Task details => Please write out every line of the listing below without changing a single character.

Entries =>
== == ==

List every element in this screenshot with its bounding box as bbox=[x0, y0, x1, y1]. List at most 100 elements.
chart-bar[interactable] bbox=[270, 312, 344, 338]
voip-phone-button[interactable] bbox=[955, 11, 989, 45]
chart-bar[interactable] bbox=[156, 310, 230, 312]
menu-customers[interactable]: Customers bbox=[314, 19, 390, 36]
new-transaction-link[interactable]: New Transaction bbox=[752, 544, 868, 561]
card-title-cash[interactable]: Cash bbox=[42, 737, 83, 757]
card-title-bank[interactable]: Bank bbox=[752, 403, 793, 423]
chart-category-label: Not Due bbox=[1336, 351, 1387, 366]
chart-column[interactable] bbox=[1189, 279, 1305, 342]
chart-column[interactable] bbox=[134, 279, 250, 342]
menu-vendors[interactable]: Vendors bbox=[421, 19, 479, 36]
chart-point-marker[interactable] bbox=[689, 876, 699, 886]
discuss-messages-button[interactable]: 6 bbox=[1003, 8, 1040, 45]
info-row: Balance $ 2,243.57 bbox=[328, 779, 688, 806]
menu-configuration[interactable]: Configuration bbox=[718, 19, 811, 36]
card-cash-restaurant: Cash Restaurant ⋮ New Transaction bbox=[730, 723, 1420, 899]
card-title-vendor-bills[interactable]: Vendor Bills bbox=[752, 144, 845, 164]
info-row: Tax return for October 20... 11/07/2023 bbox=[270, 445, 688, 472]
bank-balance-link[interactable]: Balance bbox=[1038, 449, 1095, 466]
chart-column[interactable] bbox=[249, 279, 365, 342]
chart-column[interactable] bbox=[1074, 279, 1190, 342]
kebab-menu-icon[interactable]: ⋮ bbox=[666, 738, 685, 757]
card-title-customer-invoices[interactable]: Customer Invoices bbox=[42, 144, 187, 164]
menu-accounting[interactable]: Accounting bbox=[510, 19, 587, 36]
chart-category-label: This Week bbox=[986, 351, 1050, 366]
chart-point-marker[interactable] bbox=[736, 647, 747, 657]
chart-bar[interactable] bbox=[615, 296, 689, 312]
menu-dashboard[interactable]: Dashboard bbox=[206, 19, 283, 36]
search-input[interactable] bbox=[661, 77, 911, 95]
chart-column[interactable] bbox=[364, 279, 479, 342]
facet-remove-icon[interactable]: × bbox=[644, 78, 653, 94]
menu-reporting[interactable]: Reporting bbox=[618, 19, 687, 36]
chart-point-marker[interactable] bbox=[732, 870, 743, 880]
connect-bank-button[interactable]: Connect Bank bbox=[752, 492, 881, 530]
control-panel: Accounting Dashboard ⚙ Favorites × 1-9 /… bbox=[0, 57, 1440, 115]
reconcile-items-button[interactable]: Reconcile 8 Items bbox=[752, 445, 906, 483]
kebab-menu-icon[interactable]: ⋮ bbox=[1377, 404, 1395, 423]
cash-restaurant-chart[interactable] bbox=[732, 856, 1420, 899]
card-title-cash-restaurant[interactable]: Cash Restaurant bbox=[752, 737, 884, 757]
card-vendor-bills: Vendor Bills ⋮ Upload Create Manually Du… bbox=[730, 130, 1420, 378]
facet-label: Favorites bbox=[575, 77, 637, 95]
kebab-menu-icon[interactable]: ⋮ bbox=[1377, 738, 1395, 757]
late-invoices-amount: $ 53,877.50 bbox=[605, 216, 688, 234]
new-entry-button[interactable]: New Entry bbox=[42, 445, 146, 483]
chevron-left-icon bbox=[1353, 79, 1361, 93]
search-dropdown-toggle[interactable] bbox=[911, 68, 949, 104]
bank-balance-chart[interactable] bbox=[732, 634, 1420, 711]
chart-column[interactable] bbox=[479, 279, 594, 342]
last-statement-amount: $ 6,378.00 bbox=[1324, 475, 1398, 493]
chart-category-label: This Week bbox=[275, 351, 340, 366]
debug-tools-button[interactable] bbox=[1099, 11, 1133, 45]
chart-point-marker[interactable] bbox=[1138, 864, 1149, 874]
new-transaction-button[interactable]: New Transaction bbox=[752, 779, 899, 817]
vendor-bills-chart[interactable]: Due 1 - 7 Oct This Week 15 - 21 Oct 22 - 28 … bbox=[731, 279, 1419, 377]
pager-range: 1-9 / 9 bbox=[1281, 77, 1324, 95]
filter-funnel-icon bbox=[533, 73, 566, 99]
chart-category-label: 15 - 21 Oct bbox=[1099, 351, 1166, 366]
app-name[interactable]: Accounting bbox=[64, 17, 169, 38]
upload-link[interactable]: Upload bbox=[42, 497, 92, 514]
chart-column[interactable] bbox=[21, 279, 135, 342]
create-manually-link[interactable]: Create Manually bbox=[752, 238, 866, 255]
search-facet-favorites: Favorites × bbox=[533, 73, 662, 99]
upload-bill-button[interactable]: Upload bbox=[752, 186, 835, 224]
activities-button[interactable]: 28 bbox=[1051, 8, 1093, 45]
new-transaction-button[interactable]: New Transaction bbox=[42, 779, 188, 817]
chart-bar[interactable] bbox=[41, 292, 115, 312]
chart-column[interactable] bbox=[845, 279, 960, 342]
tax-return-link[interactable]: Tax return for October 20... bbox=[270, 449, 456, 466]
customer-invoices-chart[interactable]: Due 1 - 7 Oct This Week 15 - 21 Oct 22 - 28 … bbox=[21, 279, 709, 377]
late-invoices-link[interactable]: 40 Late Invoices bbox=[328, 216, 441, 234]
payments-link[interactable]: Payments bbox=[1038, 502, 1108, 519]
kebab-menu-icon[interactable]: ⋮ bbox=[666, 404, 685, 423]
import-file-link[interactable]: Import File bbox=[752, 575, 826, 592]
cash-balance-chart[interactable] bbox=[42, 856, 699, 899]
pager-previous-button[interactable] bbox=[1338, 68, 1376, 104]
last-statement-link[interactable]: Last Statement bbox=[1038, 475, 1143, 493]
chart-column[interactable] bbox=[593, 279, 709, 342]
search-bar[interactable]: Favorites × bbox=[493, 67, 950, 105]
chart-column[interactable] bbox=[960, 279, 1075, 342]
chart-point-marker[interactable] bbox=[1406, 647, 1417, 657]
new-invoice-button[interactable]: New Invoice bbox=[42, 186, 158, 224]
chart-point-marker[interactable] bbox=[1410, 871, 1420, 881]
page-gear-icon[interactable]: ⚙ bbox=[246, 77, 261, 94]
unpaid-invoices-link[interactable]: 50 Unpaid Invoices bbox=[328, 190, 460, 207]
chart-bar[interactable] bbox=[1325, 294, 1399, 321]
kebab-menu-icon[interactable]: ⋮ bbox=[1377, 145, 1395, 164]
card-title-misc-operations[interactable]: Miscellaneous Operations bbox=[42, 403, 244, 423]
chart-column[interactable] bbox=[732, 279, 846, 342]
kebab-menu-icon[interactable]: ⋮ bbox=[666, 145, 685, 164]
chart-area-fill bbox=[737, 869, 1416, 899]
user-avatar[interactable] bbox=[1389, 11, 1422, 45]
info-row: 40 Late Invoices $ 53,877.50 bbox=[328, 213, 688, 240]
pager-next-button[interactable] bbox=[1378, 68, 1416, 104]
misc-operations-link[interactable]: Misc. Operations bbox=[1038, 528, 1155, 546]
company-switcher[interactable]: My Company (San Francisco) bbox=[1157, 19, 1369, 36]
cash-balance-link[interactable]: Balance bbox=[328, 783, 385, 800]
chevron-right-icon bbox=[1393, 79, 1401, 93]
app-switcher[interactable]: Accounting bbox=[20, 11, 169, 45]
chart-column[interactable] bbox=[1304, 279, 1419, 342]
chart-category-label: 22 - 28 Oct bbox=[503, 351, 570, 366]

== == ==

The output =>
List every element in this screenshot with its bounding box as bbox=[x0, y0, x1, y1]. List at most 100 elements.
chart-bar[interactable] bbox=[270, 312, 344, 338]
voip-phone-button[interactable] bbox=[955, 11, 989, 45]
chart-bar[interactable] bbox=[156, 310, 230, 312]
menu-customers[interactable]: Customers bbox=[314, 19, 390, 36]
new-transaction-link[interactable]: New Transaction bbox=[752, 544, 868, 561]
card-title-cash[interactable]: Cash bbox=[42, 737, 83, 757]
card-title-bank[interactable]: Bank bbox=[752, 403, 793, 423]
chart-category-label: Not Due bbox=[1336, 351, 1387, 366]
chart-column[interactable] bbox=[1189, 279, 1305, 342]
chart-column[interactable] bbox=[134, 279, 250, 342]
menu-vendors[interactable]: Vendors bbox=[421, 19, 479, 36]
chart-point-marker[interactable] bbox=[689, 876, 699, 886]
discuss-messages-button[interactable]: 6 bbox=[1003, 8, 1040, 45]
info-row: Balance $ 2,243.57 bbox=[328, 779, 688, 806]
menu-configuration[interactable]: Configuration bbox=[718, 19, 811, 36]
card-cash-restaurant: Cash Restaurant ⋮ New Transaction bbox=[730, 723, 1420, 899]
card-title-vendor-bills[interactable]: Vendor Bills bbox=[752, 144, 845, 164]
info-row: Tax return for October 20... 11/07/2023 bbox=[270, 445, 688, 472]
bank-balance-link[interactable]: Balance bbox=[1038, 449, 1095, 466]
chart-column[interactable] bbox=[249, 279, 365, 342]
chart-column[interactable] bbox=[1074, 279, 1190, 342]
kebab-menu-icon[interactable]: ⋮ bbox=[666, 738, 685, 757]
card-title-customer-invoices[interactable]: Customer Invoices bbox=[42, 144, 187, 164]
menu-accounting[interactable]: Accounting bbox=[510, 19, 587, 36]
chart-category-label: This Week bbox=[986, 351, 1050, 366]
chart-point-marker[interactable] bbox=[736, 647, 747, 657]
chart-bar[interactable] bbox=[615, 296, 689, 312]
menu-dashboard[interactable]: Dashboard bbox=[206, 19, 283, 36]
search-input[interactable] bbox=[661, 77, 911, 95]
chart-column[interactable] bbox=[364, 279, 479, 342]
facet-remove-icon[interactable]: × bbox=[644, 78, 653, 94]
menu-reporting[interactable]: Reporting bbox=[618, 19, 687, 36]
chart-point-marker[interactable] bbox=[732, 870, 743, 880]
connect-bank-button[interactable]: Connect Bank bbox=[752, 492, 881, 530]
control-panel: Accounting Dashboard ⚙ Favorites × 1-9 /… bbox=[0, 57, 1440, 115]
reconcile-items-button[interactable]: Reconcile 8 Items bbox=[752, 445, 906, 483]
kebab-menu-icon[interactable]: ⋮ bbox=[1377, 404, 1395, 423]
cash-restaurant-chart[interactable] bbox=[732, 856, 1420, 899]
card-title-cash-restaurant[interactable]: Cash Restaurant bbox=[752, 737, 884, 757]
card-vendor-bills: Vendor Bills ⋮ Upload Create Manually Du… bbox=[730, 130, 1420, 378]
facet-label: Favorites bbox=[575, 77, 637, 95]
kebab-menu-icon[interactable]: ⋮ bbox=[1377, 738, 1395, 757]
late-invoices-amount: $ 53,877.50 bbox=[605, 216, 688, 234]
new-entry-button[interactable]: New Entry bbox=[42, 445, 146, 483]
chevron-left-icon bbox=[1353, 79, 1361, 93]
search-dropdown-toggle[interactable] bbox=[911, 68, 949, 104]
bank-balance-chart[interactable] bbox=[732, 634, 1420, 711]
chart-column[interactable] bbox=[479, 279, 594, 342]
last-statement-amount: $ 6,378.00 bbox=[1324, 475, 1398, 493]
chart-category-label: This Week bbox=[275, 351, 340, 366]
debug-tools-button[interactable] bbox=[1099, 11, 1133, 45]
chart-point-marker[interactable] bbox=[1138, 864, 1149, 874]
new-transaction-button[interactable]: New Transaction bbox=[752, 779, 899, 817]
vendor-bills-chart[interactable]: Due 1 - 7 Oct This Week 15 - 21 Oct 22 - 28 … bbox=[731, 279, 1419, 377]
pager-range: 1-9 / 9 bbox=[1281, 77, 1324, 95]
filter-funnel-icon bbox=[533, 73, 566, 99]
chart-category-label: 15 - 21 Oct bbox=[1099, 351, 1166, 366]
app-name[interactable]: Accounting bbox=[64, 17, 169, 38]
upload-link[interactable]: Upload bbox=[42, 497, 92, 514]
chart-column[interactable] bbox=[21, 279, 135, 342]
create-manually-link[interactable]: Create Manually bbox=[752, 238, 866, 255]
search-facet-favorites: Favorites × bbox=[533, 73, 662, 99]
upload-bill-button[interactable]: Upload bbox=[752, 186, 835, 224]
activities-button[interactable]: 28 bbox=[1051, 8, 1093, 45]
new-transaction-button[interactable]: New Transaction bbox=[42, 779, 188, 817]
chart-bar[interactable] bbox=[41, 292, 115, 312]
chart-column[interactable] bbox=[845, 279, 960, 342]
tax-return-link[interactable]: Tax return for October 20... bbox=[270, 449, 456, 466]
customer-invoices-chart[interactable]: Due 1 - 7 Oct This Week 15 - 21 Oct 22 - 28 … bbox=[21, 279, 709, 377]
late-invoices-link[interactable]: 40 Late Invoices bbox=[328, 216, 441, 234]
payments-link[interactable]: Payments bbox=[1038, 502, 1108, 519]
kebab-menu-icon[interactable]: ⋮ bbox=[666, 404, 685, 423]
import-file-link[interactable]: Import File bbox=[752, 575, 826, 592]
cash-balance-chart[interactable] bbox=[42, 856, 699, 899]
pager-previous-button[interactable] bbox=[1338, 68, 1376, 104]
last-statement-link[interactable]: Last Statement bbox=[1038, 475, 1143, 493]
chart-column[interactable] bbox=[593, 279, 709, 342]
search-bar[interactable]: Favorites × bbox=[493, 67, 950, 105]
chart-column[interactable] bbox=[960, 279, 1075, 342]
chart-point-marker[interactable] bbox=[1406, 647, 1417, 657]
new-invoice-button[interactable]: New Invoice bbox=[42, 186, 158, 224]
chart-point-marker[interactable] bbox=[1410, 871, 1420, 881]
page-gear-icon[interactable]: ⚙ bbox=[246, 77, 261, 94]
unpaid-invoices-link[interactable]: 50 Unpaid Invoices bbox=[328, 190, 460, 207]
chart-bar[interactable] bbox=[1325, 294, 1399, 321]
kebab-menu-icon[interactable]: ⋮ bbox=[1377, 145, 1395, 164]
card-title-misc-operations[interactable]: Miscellaneous Operations bbox=[42, 403, 244, 423]
chart-column[interactable] bbox=[732, 279, 846, 342]
kebab-menu-icon[interactable]: ⋮ bbox=[666, 145, 685, 164]
chart-area-fill bbox=[737, 869, 1416, 899]
user-avatar[interactable] bbox=[1389, 11, 1422, 45]
info-row: 40 Late Invoices $ 53,877.50 bbox=[328, 213, 688, 240]
pager-next-button[interactable] bbox=[1378, 68, 1416, 104]
misc-operations-link[interactable]: Misc. Operations bbox=[1038, 528, 1155, 546]
company-switcher[interactable]: My Company (San Francisco) bbox=[1157, 19, 1369, 36]
cash-balance-link[interactable]: Balance bbox=[328, 783, 385, 800]
chevron-right-icon bbox=[1393, 79, 1401, 93]
app-switcher[interactable]: Accounting bbox=[20, 11, 169, 45]
chart-column[interactable] bbox=[1304, 279, 1419, 342]
chart-category-label: 22 - 28 Oct bbox=[503, 351, 570, 366]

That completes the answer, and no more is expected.